→ **Dataset**:
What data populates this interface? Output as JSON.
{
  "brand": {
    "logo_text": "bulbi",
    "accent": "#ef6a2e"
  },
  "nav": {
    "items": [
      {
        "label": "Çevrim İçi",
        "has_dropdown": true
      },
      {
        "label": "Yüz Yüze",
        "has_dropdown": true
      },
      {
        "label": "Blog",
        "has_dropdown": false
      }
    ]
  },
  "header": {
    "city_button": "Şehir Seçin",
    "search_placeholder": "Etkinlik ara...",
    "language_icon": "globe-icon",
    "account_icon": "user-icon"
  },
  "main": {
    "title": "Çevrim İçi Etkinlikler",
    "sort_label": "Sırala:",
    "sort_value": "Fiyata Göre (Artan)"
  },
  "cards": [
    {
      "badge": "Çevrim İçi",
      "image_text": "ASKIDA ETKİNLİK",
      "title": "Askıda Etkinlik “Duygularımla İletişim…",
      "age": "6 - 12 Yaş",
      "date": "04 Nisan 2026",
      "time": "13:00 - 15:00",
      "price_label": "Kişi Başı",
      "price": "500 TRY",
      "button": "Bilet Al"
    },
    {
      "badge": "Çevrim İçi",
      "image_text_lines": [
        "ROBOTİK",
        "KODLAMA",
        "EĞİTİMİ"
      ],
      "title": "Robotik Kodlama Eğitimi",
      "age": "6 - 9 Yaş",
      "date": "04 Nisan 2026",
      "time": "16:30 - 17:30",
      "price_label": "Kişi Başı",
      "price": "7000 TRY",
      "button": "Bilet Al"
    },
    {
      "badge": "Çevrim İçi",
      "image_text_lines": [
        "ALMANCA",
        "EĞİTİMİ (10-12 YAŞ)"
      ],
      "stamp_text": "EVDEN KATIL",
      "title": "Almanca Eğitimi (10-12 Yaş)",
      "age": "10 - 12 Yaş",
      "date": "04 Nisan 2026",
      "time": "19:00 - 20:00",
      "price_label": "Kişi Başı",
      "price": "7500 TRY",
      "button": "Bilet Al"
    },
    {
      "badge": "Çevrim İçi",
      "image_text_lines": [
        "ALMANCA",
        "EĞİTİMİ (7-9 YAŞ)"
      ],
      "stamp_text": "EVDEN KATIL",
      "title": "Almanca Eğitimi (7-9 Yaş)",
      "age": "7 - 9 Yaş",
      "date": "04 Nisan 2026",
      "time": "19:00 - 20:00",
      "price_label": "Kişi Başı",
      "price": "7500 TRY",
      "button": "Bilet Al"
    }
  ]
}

→ **Required task**:
What is the number of lines containing "title"? Give that number only.

→ **The answer**:
5